━━━━━ Entries provided ━━━━━

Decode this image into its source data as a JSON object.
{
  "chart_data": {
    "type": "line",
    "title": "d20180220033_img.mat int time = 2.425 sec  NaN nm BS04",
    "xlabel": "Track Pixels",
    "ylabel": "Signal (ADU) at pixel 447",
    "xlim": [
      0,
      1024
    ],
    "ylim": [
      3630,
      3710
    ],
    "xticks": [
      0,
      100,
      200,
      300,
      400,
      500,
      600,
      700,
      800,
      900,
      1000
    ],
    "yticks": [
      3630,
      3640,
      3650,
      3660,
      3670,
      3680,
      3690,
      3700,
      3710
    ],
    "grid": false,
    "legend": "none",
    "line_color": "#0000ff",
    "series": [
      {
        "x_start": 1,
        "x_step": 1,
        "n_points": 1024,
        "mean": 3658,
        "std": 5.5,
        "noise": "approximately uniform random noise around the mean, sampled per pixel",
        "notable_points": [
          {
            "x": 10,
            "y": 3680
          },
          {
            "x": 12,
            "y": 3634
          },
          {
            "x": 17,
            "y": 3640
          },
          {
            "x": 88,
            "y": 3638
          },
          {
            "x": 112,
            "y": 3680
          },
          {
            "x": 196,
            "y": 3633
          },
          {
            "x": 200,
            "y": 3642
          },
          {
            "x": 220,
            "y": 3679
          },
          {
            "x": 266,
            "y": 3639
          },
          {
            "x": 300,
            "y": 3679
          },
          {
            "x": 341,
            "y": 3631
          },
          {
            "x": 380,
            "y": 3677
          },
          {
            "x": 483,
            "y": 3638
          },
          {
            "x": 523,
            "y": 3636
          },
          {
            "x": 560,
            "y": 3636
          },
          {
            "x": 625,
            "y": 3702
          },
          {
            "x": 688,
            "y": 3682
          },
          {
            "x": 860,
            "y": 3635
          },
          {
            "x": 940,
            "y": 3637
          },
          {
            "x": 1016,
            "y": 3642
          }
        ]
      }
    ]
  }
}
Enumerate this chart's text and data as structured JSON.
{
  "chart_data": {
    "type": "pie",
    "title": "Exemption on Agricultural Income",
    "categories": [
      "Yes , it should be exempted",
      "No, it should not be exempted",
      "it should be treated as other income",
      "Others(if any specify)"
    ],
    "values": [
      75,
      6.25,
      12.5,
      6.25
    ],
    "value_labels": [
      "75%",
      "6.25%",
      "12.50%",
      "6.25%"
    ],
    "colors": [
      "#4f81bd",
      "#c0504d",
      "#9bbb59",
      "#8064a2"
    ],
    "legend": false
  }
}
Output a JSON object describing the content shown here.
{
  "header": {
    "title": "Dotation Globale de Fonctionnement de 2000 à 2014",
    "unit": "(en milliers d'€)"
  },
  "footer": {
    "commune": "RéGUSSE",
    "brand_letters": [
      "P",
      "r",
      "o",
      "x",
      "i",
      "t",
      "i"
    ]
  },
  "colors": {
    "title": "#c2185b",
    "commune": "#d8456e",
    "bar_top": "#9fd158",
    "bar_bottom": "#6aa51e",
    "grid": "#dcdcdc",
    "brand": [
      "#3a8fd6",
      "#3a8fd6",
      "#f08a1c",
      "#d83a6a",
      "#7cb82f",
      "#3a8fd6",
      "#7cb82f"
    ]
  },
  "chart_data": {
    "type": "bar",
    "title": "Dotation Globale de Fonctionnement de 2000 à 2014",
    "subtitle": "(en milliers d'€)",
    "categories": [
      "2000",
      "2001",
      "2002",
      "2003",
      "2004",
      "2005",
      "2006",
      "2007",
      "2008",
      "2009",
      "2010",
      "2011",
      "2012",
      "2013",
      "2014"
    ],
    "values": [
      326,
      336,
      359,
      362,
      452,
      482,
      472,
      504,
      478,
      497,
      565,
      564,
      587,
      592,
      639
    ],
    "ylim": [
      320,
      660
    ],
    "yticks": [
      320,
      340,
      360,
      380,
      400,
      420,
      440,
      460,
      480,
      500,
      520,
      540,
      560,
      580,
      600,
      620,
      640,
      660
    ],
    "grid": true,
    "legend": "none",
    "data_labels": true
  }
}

━━━━━

→ **Task objective**: The answer is one number: how many lines of the material above contain "exempted".

→ **Right answer**: 2